---------- Provided entries

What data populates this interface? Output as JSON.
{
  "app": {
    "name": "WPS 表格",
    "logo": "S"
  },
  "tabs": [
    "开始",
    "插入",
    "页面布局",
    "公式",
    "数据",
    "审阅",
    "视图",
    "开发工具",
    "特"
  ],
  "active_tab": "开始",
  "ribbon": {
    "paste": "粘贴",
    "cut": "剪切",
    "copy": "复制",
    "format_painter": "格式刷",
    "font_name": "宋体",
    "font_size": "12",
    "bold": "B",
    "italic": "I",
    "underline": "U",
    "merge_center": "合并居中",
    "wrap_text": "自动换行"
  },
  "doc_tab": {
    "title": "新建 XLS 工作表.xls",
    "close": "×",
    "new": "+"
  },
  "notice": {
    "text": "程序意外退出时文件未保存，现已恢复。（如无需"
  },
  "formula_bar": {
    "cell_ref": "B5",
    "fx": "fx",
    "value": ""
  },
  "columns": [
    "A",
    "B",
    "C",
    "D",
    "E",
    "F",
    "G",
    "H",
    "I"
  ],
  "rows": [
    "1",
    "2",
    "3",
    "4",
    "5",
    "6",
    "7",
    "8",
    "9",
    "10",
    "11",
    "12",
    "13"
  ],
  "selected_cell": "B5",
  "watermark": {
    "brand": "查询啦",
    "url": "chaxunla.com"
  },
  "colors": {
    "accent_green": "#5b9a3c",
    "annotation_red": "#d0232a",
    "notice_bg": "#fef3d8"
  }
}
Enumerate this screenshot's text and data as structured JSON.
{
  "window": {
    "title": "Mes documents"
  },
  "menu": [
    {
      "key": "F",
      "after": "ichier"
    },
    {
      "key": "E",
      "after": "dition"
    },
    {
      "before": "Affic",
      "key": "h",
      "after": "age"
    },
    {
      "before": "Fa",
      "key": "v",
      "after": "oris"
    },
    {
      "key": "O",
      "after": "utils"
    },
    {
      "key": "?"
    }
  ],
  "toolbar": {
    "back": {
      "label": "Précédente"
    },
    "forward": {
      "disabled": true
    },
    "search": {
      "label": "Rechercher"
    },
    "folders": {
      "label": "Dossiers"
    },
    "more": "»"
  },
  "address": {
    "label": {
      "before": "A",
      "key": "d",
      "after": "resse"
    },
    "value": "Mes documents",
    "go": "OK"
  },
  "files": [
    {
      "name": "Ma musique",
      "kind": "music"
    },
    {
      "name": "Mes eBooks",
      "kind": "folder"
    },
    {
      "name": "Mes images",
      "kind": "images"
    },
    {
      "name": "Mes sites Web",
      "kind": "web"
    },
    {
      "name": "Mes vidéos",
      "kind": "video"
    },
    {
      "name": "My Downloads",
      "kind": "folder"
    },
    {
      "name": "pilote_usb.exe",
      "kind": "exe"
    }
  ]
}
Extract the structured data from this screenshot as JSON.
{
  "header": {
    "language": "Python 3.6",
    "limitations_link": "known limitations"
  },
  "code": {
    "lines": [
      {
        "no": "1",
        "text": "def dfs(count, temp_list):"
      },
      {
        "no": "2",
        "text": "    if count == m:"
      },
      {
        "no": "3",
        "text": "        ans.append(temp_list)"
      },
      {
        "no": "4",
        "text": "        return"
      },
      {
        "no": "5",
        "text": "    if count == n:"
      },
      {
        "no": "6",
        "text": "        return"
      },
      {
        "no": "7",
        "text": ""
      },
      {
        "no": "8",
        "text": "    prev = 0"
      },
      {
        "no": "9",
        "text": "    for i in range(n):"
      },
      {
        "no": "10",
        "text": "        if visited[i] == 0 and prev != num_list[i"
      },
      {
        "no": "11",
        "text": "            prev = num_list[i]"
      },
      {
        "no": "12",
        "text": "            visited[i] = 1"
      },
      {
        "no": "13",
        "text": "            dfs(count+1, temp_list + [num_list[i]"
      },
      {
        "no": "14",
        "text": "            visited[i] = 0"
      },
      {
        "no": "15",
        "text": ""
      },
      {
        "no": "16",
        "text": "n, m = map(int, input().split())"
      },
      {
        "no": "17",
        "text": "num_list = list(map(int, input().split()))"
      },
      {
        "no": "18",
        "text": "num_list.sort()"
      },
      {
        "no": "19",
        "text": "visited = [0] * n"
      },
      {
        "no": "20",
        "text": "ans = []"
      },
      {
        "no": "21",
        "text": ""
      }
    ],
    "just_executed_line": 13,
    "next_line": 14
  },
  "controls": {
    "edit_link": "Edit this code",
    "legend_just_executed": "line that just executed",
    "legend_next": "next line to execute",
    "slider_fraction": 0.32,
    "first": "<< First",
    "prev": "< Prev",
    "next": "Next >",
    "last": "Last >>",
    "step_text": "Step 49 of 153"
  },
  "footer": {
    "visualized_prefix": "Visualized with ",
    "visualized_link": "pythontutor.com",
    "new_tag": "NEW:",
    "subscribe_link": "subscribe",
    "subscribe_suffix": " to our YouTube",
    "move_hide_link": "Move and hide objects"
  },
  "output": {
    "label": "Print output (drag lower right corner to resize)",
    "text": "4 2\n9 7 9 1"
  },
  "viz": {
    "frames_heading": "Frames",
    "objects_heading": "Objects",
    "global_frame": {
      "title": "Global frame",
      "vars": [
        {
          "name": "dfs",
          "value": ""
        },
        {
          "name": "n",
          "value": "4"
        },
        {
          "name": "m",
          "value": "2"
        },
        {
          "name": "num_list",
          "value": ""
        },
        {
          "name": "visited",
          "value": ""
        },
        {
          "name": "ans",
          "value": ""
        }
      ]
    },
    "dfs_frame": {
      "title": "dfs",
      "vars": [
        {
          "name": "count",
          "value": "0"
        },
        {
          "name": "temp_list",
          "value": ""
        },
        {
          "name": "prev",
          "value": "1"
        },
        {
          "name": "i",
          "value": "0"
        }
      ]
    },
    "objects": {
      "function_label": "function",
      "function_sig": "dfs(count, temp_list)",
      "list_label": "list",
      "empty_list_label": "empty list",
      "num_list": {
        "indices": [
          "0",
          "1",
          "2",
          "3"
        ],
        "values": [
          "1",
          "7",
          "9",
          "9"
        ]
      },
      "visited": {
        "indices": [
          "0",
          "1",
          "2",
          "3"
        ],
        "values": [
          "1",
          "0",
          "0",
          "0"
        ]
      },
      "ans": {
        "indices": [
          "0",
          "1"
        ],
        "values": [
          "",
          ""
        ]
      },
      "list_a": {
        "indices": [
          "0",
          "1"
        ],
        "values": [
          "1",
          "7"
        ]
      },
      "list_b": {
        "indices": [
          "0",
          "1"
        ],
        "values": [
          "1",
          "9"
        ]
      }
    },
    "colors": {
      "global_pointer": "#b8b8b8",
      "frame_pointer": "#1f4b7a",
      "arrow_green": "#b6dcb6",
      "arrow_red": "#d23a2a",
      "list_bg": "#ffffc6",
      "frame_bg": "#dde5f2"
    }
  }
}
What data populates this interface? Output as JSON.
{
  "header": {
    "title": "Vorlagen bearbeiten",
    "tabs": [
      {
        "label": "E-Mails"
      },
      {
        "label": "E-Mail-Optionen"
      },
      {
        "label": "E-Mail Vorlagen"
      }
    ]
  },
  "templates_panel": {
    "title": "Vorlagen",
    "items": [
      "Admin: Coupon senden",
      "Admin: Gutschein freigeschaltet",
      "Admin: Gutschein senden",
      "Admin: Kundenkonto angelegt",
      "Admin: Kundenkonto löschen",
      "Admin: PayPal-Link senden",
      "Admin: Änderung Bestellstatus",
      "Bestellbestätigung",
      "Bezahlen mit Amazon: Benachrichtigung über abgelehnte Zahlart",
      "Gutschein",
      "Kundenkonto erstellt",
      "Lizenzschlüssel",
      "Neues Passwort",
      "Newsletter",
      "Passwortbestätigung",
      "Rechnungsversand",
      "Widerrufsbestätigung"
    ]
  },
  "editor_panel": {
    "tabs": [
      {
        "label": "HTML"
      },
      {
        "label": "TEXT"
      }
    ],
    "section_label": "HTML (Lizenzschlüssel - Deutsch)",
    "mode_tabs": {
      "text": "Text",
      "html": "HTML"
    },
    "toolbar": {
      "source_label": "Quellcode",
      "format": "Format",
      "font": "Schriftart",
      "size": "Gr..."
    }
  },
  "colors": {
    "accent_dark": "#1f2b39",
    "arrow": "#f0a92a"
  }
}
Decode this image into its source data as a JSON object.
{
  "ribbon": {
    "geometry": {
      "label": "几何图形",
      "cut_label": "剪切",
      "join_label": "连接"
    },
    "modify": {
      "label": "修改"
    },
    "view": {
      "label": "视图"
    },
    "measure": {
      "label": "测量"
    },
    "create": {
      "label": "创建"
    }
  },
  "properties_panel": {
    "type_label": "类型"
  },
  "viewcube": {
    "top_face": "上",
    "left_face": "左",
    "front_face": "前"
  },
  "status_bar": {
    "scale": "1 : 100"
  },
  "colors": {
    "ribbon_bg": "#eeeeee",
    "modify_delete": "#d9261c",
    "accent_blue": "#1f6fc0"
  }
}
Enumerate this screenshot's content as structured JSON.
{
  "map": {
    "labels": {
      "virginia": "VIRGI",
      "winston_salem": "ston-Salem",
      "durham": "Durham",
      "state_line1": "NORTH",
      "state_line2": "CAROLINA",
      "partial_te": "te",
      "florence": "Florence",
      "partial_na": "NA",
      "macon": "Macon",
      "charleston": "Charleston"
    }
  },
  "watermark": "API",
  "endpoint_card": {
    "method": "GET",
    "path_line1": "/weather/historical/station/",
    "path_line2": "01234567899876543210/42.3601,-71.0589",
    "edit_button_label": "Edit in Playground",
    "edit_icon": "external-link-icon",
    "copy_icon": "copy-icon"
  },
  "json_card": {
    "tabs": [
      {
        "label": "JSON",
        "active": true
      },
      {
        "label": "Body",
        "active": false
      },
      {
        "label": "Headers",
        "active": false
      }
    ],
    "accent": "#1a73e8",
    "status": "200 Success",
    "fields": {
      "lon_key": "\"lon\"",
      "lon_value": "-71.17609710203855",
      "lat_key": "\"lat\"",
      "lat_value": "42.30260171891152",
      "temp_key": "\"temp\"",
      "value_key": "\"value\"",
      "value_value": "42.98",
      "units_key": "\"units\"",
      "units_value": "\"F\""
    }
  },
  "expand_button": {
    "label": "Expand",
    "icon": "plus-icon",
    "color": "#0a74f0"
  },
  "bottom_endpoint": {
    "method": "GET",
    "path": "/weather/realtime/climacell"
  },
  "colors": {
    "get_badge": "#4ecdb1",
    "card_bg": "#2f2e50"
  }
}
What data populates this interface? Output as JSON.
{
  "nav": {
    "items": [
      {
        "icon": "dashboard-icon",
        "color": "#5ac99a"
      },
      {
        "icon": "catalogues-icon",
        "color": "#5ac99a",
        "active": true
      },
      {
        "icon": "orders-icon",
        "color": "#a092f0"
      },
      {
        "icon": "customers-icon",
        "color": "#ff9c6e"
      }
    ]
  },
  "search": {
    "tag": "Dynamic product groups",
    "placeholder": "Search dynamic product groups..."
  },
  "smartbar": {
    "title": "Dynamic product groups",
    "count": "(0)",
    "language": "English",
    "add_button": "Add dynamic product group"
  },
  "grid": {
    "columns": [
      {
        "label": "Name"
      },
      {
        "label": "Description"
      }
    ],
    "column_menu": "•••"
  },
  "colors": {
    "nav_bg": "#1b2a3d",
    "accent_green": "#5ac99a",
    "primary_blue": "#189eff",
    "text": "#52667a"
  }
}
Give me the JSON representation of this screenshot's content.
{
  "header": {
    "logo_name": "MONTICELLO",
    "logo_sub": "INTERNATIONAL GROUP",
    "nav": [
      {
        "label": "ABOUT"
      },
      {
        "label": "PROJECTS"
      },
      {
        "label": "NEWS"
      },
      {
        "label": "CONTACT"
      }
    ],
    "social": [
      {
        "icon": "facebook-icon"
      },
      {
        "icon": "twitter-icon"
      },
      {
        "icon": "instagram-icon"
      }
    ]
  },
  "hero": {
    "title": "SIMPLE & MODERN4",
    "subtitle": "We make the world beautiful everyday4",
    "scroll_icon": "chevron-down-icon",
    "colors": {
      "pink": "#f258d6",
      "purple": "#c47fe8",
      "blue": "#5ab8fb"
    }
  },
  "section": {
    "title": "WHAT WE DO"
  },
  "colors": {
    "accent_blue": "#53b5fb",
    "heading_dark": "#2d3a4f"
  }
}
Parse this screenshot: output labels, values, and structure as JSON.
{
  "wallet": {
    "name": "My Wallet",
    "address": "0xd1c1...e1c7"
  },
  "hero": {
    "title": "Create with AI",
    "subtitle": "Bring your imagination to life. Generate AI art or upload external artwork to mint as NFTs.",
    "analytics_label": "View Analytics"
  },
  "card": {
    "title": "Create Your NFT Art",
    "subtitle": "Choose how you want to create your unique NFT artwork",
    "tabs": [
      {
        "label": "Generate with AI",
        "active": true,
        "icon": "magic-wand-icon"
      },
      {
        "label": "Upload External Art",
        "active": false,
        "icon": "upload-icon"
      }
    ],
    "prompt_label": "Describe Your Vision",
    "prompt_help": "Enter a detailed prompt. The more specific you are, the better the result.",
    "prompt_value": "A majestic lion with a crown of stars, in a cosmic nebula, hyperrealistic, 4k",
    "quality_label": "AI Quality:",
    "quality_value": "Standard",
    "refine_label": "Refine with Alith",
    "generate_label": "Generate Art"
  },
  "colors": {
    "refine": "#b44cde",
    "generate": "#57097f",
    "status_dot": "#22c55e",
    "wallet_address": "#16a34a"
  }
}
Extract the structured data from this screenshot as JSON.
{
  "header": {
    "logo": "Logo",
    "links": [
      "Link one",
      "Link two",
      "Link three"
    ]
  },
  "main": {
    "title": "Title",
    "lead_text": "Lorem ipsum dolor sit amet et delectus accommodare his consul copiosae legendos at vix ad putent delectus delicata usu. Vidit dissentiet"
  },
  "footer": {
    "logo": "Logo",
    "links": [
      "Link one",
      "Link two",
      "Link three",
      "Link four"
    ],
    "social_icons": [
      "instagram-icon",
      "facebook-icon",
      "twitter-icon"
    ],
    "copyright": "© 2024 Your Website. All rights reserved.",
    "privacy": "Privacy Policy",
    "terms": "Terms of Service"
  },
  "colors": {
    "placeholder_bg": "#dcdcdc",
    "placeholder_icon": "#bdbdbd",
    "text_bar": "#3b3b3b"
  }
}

--------------------

### Instructions for the task
Scan the entries above and work out how many lines include the word "weather"; the reply is that number alone.

### Expected answer
2